▶ Short task: Select every line containing the word "CARBON" from the material, and copy those lines.

(Records from a dataset)
|---|

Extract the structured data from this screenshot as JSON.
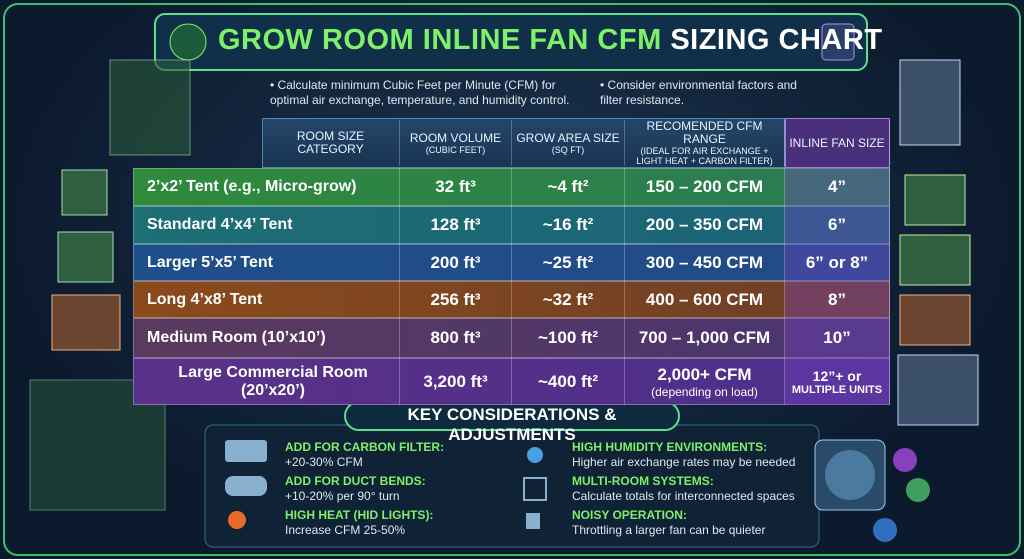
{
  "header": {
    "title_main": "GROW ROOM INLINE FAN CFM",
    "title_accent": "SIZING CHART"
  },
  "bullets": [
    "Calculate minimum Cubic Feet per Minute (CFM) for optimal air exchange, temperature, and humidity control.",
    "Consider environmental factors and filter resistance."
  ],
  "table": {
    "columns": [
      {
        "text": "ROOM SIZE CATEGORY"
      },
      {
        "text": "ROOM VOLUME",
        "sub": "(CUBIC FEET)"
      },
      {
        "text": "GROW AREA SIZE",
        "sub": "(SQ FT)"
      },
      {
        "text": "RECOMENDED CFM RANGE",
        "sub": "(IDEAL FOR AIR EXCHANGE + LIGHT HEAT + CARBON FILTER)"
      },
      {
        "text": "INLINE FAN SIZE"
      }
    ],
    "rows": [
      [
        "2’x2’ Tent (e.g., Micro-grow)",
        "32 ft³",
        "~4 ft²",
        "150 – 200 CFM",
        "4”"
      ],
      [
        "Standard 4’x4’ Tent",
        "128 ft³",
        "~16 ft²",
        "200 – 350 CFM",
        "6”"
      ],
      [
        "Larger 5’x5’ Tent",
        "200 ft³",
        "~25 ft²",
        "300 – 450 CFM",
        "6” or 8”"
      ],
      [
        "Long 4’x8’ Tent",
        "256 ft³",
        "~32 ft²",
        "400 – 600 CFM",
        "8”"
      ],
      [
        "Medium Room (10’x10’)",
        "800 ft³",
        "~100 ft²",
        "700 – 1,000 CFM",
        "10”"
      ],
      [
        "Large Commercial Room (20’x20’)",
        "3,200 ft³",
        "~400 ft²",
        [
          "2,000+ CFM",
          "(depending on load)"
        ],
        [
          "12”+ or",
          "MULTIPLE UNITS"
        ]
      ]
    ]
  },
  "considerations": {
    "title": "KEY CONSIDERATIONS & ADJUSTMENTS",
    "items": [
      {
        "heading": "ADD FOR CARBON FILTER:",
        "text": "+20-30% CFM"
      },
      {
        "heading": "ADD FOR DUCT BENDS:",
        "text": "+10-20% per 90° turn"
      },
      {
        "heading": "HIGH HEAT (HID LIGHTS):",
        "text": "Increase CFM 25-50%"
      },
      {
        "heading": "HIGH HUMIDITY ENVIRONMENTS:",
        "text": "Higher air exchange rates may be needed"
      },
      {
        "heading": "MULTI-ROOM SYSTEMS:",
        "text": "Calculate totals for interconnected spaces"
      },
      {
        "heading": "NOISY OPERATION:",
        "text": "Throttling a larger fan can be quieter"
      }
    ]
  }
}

|---|

▶ Problem solution:
        "sub": "(IDEAL FOR AIR EXCHANGE + LIGHT HEAT + CARBON FILTER)"
        "heading": "ADD FOR CARBON FILTER:",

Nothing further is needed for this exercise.